- **WHAT IS EXPECTED**
Comb through the entries for "ñaèm" and pull out each line that holds it.

- **MATERIAL SHOWN**
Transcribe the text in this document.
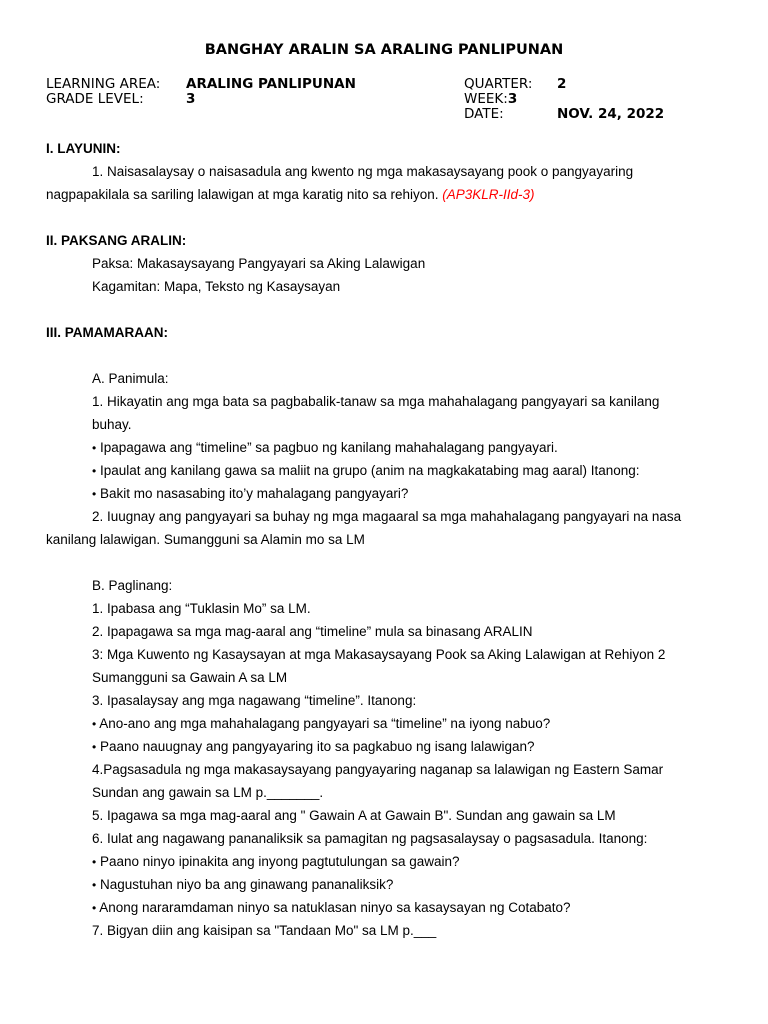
BANGHAY ARALIN SA ARALING PANLIPUNAN
LEARNING AREA: ARALING PANLIPUNAN
GRADE LEVEL:	3
QUARTER: 2
WEEK:3
DATE:	NOV. 24, 2022
I. LAYUNIN:
1. Naisasalaysay o naisasadula ang kwento ng mga makasaysayang pook o pangyayaring
nagpapakilala sa sariling lalawigan at mga karatig nito sa rehiyon. (AP3KLR-IId-3)
II. PAKSANG ARALIN:
Paksa: Makasaysayang Pangyayari sa Aking Lalawigan
Kagamitan: Mapa, Teksto ng Kasaysayan
III. PAMAMARAAN:
A. Panimula:
1. Hikayatin ang mga bata sa pagbabalik-tanaw sa mga mahahalagang pangyayari sa kanilang
buhay.
• Ipapagawa ang “timeline” sa pagbuo ng kanilang mahahalagang pangyayari.
• Ipaulat ang kanilang gawa sa maliit na grupo (anim na magkakatabing mag aaral) Itanong:
• Bakit mo nasasabing ito’y mahalagang pangyayari?
2. Iuugnay ang pangyayari sa buhay ng mga magaaral sa mga mahahalagang pangyayari na nasa
kanilang lalawigan. Sumangguni sa Alamin mo sa LM
B. Paglinang:
1. Ipabasa ang “Tuklasin Mo” sa LM.
2. Ipapagawa sa mga mag-aaral ang “timeline” mula sa binasang ARALIN
3: Mga Kuwento ng Kasaysayan at mga Makasaysayang Pook sa Aking Lalawigan at Rehiyon 2
Sumangguni sa Gawain A sa LM
3. Ipasalaysay ang mga nagawang “timeline”. Itanong:
• Ano-ano ang mga mahahalagang pangyayari sa “timeline” na iyong nabuo?
• Paano nauugnay ang pangyayaring ito sa pagkabuo ng isang lalawigan?
4.Pagsasadula ng mga makasaysayang pangyayaring naganap sa lalawigan ng Eastern Samar
Sundan ang gawain sa LM p._______.
5. Ipagawa sa mga mag-aaral ang " Gawain A at Gawain B". Sundan ang gawain sa LM
6. Iulat ang nagawang pananaliksik sa pamagitan ng pagsasalaysay o pagsasadula. Itanong:
• Paano ninyo ipinakita ang inyong pagtutulungan sa gawain?
• Nagustuhan niyo ba ang ginawang pananaliksik?
• Anong nararamdaman ninyo sa natuklasan ninyo sa kasaysayan ng Cotabato?
7. Bigyan diin ang kaisipan sa "Tandaan Mo" sa LM p.___
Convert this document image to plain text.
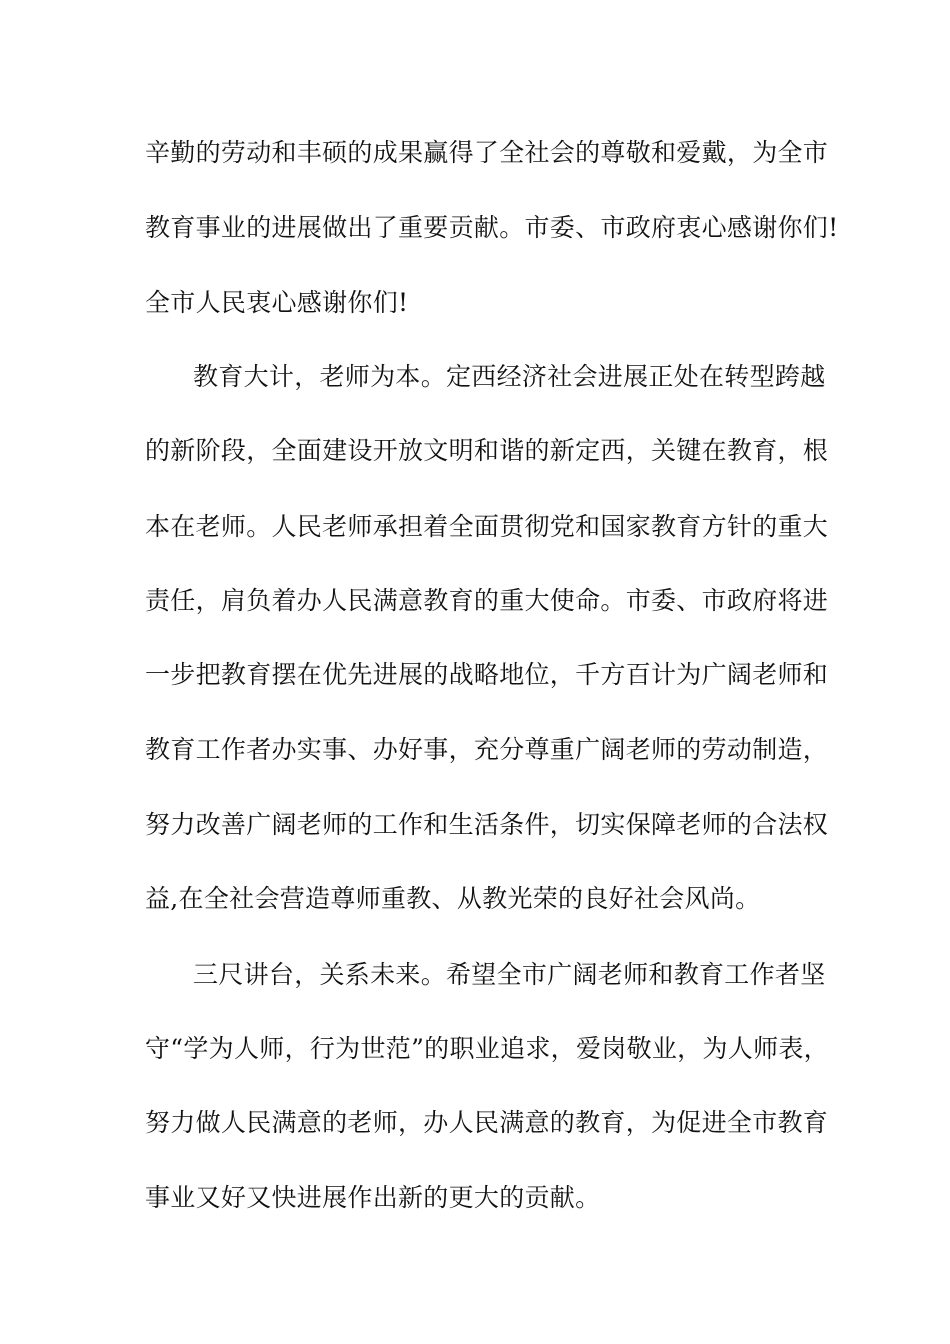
辛勤的劳动和丰硕的成果赢得了全社会的尊敬和爱戴，为全市
教育事业的进展做出了重要贡献。市委、市政府衷心感谢你们!
全市人民衷心感谢你们!
教育大计，老师为本。定西经济社会进展正处在转型跨越
的新阶段，全面建设开放文明和谐的新定西，关键在教育，根
本在老师。人民老师承担着全面贯彻党和国家教育方针的重大
责任，肩负着办人民满意教育的重大使命。市委、市政府将进
一步把教育摆在优先进展的战略地位，千方百计为广阔老师和
教育工作者办实事、办好事，充分尊重广阔老师的劳动制造，
努力改善广阔老师的工作和生活条件，切实保障老师的合法权
益,在全社会营造尊师重教、从教光荣的良好社会风尚。
三尺讲台，关系未来。希望全市广阔老师和教育工作者坚
守“学为人师，行为世范”的职业追求，爱岗敬业，为人师表，
努力做人民满意的老师，办人民满意的教育，为促进全市教育
事业又好又快进展作出新的更大的贡献。
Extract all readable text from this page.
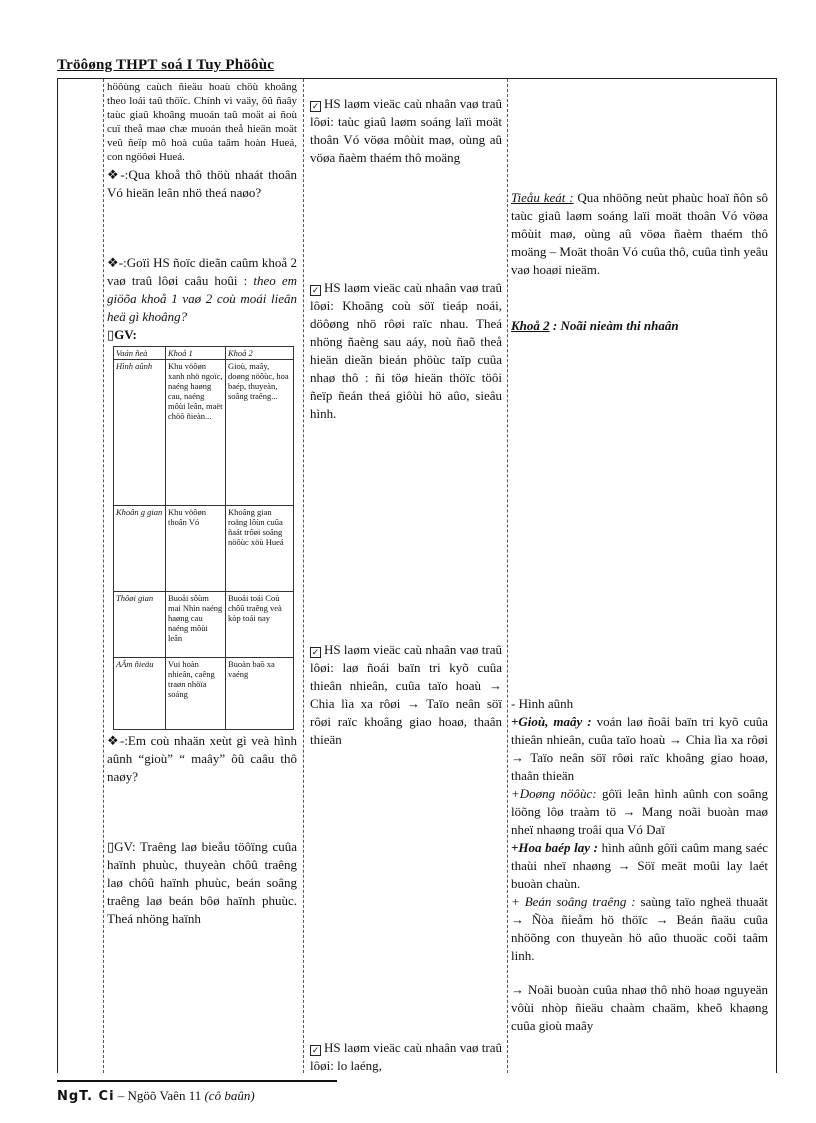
Tröôøng THPT soá I Tuy Phöôùc

höôùng caùch ñieäu hoaù chöù khoâng theo loái taû thöïc. Chính vì vaäy, ôû ñaây taùc giaû khoâng muoán taû moät ai ñoù cuï theå maø chæ muoán theå hieän moät veû ñeïp mô hoà cuûa taâm hoàn Hueá, con ngöôøi Hueá.

❖-:Qua khoå thô thöù nhaát thoân Vó hieän leân nhö theá naøo?

❖-:Goïi HS ñoïc dieãn caûm khoå 2 vaø traû lôøi caâu hoûi : theo em giöõa khoå 1 vaø 2 coù moái lieân heä gì khoâng?

▯GV:

Vaán ñeà	Khoå 1	Khoå 2
Hình aûnh	Khu vöôøn xanh nhö ngoïc, naéng haøng cau, naéng môùi leân, maët chöõ ñieàn...	Gioù, maây, doøng nöôùc, hoa baép, thuyeàn, soâng traêng...
Khoân g gian	Khu vöôøn thoân Vó	Khoâng gian roäng lôùn cuûa ñaát trôøi soâng nöôùc xöù Hueá
Thôøi gian	Buoåi sôùm mai Nhìn naéng haøng cau naéng môùi leân	Buoåi toái Coù chôû traêng veà kòp toái nay
AÂm ñieäu	Vui hoàn nhieân, caêng traøn nhöïa soáng	Buoàn baõ xa vaéng

❖-:Em coù nhaän xeùt gì veà hình aûnh “gioù” “ maây” ôû caâu thô naøy?

▯GV: Traêng laø bieåu töôïng cuûa haïnh phuùc, thuyeàn chôû traêng laø chôû haïnh phuùc, beán soâng traêng laø beán bôø haïnh phuùc. Theá nhöng haïnh

✓ HS laøm vieäc caù nhaân vaø traû lôøi: taùc giaû laøm soáng laïi moät thoân Vó vöøa môùit maø, oùng aû vöøa ñaèm thaém thô moäng

✓ HS laøm vieäc caù nhaân vaø traû lôøi: Khoâng coù söï tieáp noái, döôøng nhö rôøi raïc nhau. Theá nhöng ñaèng sau aáy, noù ñaõ theå hieän dieãn bieán phöùc taïp cuûa nhaø thô : ñi töø hieän thöïc töôi ñeïp ñeán theá giôùi hö aûo, sieâu hình.

✓ HS laøm vieäc caù nhaân vaø traû lôøi: laø ñoái baïn tri kyõ cuûa thieân nhieân, cuûa taïo hoaù → Chia lìa xa rôøi → Taïo neân söï rôøi raïc khoâng giao hoaø, thaân thieän

✓ HS laøm vieäc caù nhaân vaø traû lôøi: lo laéng,

Tieåu keát : Qua nhöõng neùt phaùc hoaï ñôn sô taùc giaû laøm soáng laïi moät thoân Vó vöøa môùit maø, oùng aû vöøa ñaèm thaém thô moäng – Moät thoân Vó cuûa thô, cuûa tình yeâu vaø hoaøi nieäm.

Khoå 2 : Noãi nieàm thi nhaân

- Hình aûnh

+Gioù, maây : voán laø ñoâi baïn tri kyõ cuûa thieân nhieân, cuûa taïo hoaù → Chia lìa xa rôøi → Taïo neân söï rôøi raïc khoâng giao hoaø, thaân thieän

+Doøng nöôùc: gôïi leân hình aûnh con soâng löõng lôø traàm tö → Mang noãi buoàn maø nheï nhaøng troâi qua Vó Daï

+Hoa baép lay : hình aûnh gôïi caûm mang saéc thaùi nheï nhaøng → Söï meät moûi lay laét buoàn chaùn.

+ Beán soâng traêng : saùng taïo ngheä thuaät → Ñòa ñieåm hö thöïc → Beán ñaäu cuûa nhöõng con thuyeàn hö aûo thuoäc coõi taâm linh.

→ Noãi buoàn cuûa nhaø thô nhö hoaø nguyeän vôùi nhòp ñieäu chaàm chaäm, kheõ khaøng cuûa gioù maây

NgT. Ci – Ngöõ Vaên 11 (cô baûn)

- **ANSWER TO THIS PROBLEM**
✓ HS laøm vieäc caù nhaân vaø traû lôøi: taùc giaû laøm soáng laïi moät thoân Vó vöøa môùit maø, oùng aû vöøa ñaèm thaém thô moäng
Tieåu keát : Qua nhöõng neùt phaùc hoaï ñôn sô taùc giaû laøm soáng laïi moät thoân Vó vöøa môùit maø, oùng aû vöøa ñaèm thaém thô moäng – Moät thoân Vó cuûa thô, cuûa tình yeâu vaø hoaøi nieäm.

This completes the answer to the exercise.